In the data below, find every line with the string "Strength" and pull it out.

GIVEN DATA:
---

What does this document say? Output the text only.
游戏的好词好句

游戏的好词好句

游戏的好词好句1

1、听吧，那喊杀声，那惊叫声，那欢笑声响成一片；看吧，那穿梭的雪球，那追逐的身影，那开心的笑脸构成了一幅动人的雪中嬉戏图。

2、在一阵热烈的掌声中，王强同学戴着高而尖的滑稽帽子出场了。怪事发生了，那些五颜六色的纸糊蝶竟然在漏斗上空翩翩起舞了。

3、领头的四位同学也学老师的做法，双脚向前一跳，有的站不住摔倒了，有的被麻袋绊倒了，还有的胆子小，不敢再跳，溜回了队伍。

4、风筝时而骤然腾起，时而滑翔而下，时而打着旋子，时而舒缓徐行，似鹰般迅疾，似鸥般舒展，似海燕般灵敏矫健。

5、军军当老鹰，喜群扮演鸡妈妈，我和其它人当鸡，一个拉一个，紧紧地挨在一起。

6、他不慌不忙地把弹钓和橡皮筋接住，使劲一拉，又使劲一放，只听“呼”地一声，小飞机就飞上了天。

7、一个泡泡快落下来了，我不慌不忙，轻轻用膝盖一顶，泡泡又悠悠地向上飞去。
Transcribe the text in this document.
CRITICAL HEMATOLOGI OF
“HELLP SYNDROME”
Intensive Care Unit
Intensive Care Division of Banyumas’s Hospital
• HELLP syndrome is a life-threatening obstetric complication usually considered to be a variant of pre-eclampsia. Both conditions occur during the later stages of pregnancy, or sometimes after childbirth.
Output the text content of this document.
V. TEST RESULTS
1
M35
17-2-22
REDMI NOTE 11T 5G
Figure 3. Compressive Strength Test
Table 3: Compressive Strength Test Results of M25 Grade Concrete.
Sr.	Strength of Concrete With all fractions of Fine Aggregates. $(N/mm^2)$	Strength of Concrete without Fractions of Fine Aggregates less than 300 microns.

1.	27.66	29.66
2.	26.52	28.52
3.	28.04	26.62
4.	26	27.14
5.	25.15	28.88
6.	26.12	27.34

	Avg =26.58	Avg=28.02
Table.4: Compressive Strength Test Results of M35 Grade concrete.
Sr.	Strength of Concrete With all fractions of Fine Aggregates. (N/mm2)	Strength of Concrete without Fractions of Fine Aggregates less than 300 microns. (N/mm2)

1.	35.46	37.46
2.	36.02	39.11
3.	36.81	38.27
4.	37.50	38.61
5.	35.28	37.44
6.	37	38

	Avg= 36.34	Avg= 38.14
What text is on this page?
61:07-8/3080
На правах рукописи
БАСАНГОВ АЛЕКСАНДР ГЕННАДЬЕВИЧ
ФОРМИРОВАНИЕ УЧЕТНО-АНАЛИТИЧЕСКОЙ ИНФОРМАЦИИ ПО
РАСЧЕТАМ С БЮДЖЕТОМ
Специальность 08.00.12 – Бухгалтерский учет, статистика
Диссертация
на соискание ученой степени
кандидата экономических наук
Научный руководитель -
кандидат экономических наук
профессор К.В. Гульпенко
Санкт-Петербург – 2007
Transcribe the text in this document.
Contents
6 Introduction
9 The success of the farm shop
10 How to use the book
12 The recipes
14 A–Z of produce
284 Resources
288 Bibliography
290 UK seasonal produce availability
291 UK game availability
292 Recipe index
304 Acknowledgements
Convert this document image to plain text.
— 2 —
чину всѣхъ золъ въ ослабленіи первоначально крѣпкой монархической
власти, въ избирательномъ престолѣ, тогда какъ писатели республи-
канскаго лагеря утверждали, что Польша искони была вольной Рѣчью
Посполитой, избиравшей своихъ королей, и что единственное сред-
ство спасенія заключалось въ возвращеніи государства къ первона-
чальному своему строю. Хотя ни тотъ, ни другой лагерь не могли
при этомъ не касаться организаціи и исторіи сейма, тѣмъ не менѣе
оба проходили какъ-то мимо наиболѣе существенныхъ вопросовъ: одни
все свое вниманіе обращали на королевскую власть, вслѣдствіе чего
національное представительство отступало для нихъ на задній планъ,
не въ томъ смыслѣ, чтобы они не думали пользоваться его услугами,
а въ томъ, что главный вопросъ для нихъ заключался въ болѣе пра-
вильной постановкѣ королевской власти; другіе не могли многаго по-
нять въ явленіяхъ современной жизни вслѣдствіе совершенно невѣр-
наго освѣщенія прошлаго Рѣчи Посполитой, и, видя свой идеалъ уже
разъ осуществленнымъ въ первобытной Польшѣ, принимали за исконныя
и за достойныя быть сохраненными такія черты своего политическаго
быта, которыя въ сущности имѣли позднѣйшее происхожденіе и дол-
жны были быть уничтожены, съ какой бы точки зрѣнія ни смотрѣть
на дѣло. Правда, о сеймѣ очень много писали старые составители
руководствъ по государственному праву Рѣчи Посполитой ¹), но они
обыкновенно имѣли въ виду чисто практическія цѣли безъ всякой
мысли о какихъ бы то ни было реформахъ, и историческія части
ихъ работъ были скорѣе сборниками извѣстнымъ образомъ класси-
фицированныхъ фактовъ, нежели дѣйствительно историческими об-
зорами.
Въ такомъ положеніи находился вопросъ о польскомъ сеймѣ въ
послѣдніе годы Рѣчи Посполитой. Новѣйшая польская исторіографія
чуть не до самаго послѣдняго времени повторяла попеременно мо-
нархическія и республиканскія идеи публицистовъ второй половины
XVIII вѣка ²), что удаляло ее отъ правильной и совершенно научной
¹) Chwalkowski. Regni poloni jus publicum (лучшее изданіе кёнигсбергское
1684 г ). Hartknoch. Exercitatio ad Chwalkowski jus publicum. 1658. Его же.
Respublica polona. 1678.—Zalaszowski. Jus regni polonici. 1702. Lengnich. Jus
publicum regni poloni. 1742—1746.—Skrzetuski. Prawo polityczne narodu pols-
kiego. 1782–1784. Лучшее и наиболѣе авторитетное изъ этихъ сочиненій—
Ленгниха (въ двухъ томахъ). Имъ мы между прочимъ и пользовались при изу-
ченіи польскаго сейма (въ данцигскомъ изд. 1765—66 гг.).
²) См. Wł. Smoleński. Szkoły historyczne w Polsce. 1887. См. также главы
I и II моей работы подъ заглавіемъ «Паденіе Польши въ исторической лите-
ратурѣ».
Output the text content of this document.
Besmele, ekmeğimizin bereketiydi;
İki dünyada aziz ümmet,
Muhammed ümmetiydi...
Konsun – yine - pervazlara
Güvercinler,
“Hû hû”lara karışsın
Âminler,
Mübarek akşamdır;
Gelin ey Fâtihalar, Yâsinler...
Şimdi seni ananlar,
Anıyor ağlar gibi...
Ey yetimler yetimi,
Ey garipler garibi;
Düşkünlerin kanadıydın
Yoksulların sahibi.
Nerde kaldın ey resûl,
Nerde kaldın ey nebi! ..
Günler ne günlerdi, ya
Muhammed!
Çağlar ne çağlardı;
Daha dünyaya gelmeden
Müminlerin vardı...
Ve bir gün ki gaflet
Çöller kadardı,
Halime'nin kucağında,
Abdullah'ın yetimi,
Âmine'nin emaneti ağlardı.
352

---

ANSWER FOR THE TASK:
Figure 3. Compressive Strength Test
Table 3: Compressive Strength Test Results of M25 Grade Concrete.
Sr.	Strength of Concrete With all fractions of Fine Aggregates. $(N/mm^2)$	Strength of Concrete without Fractions of Fine Aggregates less than 300 microns.
Table.4: Compressive Strength Test Results of M35 Grade concrete.
Sr.	Strength of Concrete With all fractions of Fine Aggregates. (N/mm2)	Strength of Concrete without Fractions of Fine Aggregates less than 300 microns. (N/mm2)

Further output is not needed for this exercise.